**Aim of the task**
Write out the whole listing word for word.

**Given information**
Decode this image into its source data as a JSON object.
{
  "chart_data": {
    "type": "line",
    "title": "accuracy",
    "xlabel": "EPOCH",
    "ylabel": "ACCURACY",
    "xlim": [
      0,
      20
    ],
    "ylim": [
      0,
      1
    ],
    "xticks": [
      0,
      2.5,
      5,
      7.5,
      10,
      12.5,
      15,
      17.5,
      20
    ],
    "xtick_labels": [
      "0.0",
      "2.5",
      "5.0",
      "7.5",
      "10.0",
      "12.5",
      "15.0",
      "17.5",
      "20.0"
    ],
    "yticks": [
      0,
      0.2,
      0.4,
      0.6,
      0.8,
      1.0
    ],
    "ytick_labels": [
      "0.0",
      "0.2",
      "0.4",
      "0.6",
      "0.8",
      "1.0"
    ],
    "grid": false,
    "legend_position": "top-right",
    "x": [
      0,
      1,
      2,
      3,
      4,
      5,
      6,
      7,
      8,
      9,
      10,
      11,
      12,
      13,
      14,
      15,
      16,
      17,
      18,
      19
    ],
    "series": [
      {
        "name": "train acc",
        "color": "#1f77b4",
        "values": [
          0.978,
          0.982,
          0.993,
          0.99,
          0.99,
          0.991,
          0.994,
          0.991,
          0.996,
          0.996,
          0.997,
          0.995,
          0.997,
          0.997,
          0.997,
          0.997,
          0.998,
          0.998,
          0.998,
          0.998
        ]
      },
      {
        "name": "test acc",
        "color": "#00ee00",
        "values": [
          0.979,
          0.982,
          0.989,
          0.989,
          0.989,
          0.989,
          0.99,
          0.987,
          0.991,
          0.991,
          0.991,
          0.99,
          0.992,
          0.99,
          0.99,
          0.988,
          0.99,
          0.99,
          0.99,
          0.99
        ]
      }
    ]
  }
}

**Task result**
Decode this image into its source data as a JSON object.
{
  "chart_data": {
    "type": "line",
    "title": "accuracy",
    "xlabel": "EPOCH",
    "ylabel": "ACCURACY",
    "xlim": [
      0,
      20
    ],
    "ylim": [
      0,
      1
    ],
    "xticks": [
      0,
      2.5,
      5,
      7.5,
      10,
      12.5,
      15,
      17.5,
      20
    ],
    "xtick_labels": [
      "0.0",
      "2.5",
      "5.0",
      "7.5",
      "10.0",
      "12.5",
      "15.0",
      "17.5",
      "20.0"
    ],
    "yticks": [
      0,
      0.2,
      0.4,
      0.6,
      0.8,
      1.0
    ],
    "ytick_labels": [
      "0.0",
      "0.2",
      "0.4",
      "0.6",
      "0.8",
      "1.0"
    ],
    "grid": false,
    "legend_position": "top-right",
    "x": [
      0,
      1,
      2,
      3,
      4,
      5,
      6,
      7,
      8,
      9,
      10,
      11,
      12,
      13,
      14,
      15,
      16,
      17,
      18,
      19
    ],
    "series": [
      {
        "name": "train acc",
        "color": "#1f77b4",
        "values": [
          0.978,
          0.982,
          0.993,
          0.99,
          0.99,
          0.991,
          0.994,
          0.991,
          0.996,
          0.996,
          0.997,
          0.995,
          0.997,
          0.997,
          0.997,
          0.997,
          0.998,
          0.998,
          0.998,
          0.998
        ]
      },
      {
        "name": "test acc",
        "color": "#00ee00",
        "values": [
          0.979,
          0.982,
          0.989,
          0.989,
          0.989,
          0.989,
          0.99,
          0.987,
          0.991,
          0.991,
          0.991,
          0.99,
          0.992,
          0.99,
          0.99,
          0.988,
          0.99,
          0.99,
          0.99,
          0.99
        ]
      }
    ]
  }
}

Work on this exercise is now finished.